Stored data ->
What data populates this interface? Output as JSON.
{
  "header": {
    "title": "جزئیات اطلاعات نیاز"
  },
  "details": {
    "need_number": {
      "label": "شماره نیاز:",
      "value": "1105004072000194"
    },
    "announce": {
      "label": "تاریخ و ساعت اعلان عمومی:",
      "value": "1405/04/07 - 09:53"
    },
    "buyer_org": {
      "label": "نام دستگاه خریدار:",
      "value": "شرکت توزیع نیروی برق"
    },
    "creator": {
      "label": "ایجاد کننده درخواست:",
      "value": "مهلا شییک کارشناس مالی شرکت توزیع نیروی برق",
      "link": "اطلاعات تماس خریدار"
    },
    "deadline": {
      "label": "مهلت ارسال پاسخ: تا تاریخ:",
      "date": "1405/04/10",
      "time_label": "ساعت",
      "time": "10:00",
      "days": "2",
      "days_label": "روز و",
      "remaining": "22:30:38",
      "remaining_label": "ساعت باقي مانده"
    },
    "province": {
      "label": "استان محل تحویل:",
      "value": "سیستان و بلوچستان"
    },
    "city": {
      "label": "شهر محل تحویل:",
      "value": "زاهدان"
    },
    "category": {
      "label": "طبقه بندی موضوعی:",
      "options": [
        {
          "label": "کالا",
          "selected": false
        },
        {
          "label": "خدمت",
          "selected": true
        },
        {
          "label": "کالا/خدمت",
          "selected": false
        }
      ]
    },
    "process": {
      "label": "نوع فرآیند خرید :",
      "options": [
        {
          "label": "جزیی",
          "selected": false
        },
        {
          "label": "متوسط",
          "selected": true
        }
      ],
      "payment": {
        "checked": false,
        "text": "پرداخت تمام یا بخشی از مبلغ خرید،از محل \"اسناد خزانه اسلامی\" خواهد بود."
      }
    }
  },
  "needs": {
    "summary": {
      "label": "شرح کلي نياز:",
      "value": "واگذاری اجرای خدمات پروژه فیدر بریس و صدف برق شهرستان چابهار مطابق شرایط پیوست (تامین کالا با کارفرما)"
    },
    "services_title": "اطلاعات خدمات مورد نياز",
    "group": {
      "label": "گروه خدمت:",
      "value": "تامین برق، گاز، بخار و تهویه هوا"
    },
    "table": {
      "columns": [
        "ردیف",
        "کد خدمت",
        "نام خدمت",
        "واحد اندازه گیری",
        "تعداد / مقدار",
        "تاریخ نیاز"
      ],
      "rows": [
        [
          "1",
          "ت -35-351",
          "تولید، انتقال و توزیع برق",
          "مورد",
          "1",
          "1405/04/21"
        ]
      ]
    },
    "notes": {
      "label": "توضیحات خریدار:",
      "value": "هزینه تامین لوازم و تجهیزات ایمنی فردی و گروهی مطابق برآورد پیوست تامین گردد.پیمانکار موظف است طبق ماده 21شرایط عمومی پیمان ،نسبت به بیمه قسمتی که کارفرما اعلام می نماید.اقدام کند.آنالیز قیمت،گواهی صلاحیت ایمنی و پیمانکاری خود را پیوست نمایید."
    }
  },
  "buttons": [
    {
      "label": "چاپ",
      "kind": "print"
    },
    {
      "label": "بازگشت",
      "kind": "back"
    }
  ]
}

Task prompt ->
Output nothing but the number of lines in the data containing the string "نیاز".

Exercise response ->
3